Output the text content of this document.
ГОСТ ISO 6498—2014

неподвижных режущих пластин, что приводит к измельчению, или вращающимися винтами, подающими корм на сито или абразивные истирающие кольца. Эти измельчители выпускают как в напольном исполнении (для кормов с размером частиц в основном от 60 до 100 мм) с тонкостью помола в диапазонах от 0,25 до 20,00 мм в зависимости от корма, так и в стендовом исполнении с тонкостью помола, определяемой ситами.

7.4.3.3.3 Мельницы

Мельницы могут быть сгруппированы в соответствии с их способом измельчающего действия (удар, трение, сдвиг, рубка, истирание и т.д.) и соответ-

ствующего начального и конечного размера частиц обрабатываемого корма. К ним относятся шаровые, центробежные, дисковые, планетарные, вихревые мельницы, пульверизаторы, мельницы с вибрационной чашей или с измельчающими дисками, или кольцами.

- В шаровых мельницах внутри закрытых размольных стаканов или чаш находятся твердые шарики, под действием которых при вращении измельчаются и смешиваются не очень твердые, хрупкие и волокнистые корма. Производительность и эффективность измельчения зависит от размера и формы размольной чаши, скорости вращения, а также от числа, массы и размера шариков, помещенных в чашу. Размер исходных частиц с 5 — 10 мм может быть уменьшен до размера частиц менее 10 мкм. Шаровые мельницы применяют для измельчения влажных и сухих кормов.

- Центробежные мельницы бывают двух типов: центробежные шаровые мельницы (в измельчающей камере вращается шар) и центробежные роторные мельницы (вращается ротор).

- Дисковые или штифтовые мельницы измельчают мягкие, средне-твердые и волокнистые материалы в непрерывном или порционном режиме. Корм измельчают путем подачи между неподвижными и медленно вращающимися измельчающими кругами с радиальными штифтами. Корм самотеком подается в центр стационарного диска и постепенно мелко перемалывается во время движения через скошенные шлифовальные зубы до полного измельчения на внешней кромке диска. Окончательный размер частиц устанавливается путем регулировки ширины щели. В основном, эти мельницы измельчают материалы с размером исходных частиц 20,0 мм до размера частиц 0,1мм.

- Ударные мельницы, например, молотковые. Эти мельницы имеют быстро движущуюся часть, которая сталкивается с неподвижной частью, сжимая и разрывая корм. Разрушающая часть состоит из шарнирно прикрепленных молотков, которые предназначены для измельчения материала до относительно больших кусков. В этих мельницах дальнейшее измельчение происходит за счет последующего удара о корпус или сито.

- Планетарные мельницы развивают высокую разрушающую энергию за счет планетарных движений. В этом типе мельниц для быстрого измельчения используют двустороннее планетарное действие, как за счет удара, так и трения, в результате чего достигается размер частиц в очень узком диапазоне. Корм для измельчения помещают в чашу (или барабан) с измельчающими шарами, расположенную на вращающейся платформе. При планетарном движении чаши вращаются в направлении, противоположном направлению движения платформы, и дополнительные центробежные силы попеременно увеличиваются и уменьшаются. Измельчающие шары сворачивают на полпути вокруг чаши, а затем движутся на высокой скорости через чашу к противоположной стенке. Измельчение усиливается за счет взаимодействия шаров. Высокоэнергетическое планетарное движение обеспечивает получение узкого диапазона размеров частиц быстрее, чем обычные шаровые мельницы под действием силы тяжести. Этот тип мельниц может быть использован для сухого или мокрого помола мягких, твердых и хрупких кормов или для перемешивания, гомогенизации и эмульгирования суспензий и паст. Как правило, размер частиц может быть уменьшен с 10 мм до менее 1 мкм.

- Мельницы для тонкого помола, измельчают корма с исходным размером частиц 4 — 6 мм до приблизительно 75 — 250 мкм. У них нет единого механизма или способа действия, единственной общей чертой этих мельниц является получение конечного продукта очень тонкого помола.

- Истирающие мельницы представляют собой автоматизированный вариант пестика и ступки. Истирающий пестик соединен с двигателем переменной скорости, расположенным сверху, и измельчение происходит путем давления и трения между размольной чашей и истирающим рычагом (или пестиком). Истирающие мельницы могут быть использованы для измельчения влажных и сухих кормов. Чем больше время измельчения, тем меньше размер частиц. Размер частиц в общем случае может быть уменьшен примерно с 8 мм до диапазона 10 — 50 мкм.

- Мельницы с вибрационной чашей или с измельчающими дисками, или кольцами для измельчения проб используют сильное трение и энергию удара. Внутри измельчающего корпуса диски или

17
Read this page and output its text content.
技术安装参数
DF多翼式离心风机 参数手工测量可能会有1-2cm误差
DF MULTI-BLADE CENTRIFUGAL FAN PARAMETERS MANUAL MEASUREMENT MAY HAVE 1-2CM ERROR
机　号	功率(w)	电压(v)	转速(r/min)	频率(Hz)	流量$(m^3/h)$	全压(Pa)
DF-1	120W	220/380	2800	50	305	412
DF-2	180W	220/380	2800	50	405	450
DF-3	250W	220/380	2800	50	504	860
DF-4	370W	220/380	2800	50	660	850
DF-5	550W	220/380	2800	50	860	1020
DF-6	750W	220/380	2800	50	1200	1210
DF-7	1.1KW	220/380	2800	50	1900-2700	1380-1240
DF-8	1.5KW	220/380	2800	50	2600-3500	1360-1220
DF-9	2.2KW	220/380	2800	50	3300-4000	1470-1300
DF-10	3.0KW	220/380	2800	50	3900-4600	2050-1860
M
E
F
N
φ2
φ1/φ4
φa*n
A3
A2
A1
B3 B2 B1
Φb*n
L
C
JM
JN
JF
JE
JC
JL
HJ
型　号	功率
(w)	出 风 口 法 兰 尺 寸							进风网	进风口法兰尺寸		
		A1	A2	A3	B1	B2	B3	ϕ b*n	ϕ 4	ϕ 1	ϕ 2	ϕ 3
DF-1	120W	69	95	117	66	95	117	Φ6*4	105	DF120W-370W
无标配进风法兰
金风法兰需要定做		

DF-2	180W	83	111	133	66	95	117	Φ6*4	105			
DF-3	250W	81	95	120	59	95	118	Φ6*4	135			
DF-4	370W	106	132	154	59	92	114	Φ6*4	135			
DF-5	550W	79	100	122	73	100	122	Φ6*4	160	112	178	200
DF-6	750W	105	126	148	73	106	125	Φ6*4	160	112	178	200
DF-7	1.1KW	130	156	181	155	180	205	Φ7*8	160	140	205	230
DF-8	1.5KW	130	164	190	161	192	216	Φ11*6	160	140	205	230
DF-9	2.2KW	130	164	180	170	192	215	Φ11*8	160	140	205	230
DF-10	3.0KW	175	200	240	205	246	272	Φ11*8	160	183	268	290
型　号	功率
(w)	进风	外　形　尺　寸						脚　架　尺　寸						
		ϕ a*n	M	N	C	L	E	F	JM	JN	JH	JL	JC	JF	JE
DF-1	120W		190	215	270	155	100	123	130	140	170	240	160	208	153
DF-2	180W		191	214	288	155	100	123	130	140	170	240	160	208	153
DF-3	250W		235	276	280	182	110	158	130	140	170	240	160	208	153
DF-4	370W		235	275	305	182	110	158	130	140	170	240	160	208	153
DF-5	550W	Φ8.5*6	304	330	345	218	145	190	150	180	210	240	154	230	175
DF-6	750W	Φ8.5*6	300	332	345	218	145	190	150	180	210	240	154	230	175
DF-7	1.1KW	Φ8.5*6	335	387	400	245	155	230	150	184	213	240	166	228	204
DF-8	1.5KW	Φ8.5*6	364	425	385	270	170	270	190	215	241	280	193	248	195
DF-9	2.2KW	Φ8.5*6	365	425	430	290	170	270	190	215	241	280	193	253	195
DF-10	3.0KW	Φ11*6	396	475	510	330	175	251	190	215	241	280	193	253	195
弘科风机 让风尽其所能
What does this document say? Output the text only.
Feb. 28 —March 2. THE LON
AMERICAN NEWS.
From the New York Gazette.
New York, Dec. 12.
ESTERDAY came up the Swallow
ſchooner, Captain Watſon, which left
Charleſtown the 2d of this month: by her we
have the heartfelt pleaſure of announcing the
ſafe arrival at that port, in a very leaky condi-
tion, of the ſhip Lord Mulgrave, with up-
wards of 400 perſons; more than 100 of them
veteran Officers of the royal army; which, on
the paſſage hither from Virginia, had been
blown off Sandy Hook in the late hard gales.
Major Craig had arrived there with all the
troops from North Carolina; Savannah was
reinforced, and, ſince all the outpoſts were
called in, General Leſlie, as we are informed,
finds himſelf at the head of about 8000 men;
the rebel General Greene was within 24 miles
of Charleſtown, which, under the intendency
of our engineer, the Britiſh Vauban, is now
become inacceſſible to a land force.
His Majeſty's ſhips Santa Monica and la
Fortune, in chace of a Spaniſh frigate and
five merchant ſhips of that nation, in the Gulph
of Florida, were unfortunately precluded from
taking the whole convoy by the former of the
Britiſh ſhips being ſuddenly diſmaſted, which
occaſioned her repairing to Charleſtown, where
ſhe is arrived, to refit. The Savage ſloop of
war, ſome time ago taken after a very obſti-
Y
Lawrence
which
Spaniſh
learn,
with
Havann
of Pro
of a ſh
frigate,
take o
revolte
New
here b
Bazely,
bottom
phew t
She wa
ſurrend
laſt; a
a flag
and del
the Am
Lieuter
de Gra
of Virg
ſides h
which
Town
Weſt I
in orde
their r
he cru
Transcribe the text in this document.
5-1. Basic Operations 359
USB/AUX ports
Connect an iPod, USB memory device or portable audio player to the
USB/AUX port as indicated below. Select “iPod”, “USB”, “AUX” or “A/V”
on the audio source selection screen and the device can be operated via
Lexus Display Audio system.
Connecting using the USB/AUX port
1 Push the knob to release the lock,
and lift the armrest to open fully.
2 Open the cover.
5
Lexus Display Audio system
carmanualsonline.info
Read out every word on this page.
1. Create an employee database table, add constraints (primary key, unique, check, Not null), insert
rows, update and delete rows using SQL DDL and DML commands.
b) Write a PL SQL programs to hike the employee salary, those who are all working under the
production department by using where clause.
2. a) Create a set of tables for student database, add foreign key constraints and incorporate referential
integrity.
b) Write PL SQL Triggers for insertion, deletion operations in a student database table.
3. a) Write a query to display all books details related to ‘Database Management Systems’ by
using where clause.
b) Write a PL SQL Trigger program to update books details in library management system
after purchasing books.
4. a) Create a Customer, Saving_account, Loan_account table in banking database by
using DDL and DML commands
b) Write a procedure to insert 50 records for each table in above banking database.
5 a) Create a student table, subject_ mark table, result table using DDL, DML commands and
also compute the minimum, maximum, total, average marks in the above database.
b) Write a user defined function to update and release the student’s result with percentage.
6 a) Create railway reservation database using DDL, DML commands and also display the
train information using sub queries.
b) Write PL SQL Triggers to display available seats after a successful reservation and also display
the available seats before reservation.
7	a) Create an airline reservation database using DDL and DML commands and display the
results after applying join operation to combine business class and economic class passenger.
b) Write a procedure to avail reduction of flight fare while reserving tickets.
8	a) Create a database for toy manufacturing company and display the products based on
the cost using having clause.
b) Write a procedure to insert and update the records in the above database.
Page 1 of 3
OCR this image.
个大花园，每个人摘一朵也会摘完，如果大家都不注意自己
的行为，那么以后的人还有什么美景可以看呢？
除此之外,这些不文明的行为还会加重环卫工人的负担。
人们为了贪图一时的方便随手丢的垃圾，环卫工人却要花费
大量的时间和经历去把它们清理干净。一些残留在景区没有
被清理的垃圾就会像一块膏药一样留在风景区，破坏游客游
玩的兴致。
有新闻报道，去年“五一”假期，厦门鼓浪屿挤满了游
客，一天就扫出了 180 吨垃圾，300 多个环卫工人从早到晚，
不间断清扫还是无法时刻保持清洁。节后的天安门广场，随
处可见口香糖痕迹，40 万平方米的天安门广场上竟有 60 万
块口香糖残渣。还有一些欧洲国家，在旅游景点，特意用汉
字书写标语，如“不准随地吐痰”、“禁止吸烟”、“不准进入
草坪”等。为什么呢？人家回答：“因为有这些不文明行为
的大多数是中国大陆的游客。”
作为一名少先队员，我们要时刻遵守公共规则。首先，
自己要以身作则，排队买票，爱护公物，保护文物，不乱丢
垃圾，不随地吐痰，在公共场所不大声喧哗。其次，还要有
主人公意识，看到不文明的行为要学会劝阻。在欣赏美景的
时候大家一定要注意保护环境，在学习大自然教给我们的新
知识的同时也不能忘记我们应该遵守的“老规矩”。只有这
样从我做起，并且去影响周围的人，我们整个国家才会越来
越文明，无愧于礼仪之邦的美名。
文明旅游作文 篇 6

▶ [What to work on]
Scan the records for the string "frigate". Copy each line in which it appears.

▶ [Exercise result]
Fortune, in chace of a Spaniſh frigate and
frigate,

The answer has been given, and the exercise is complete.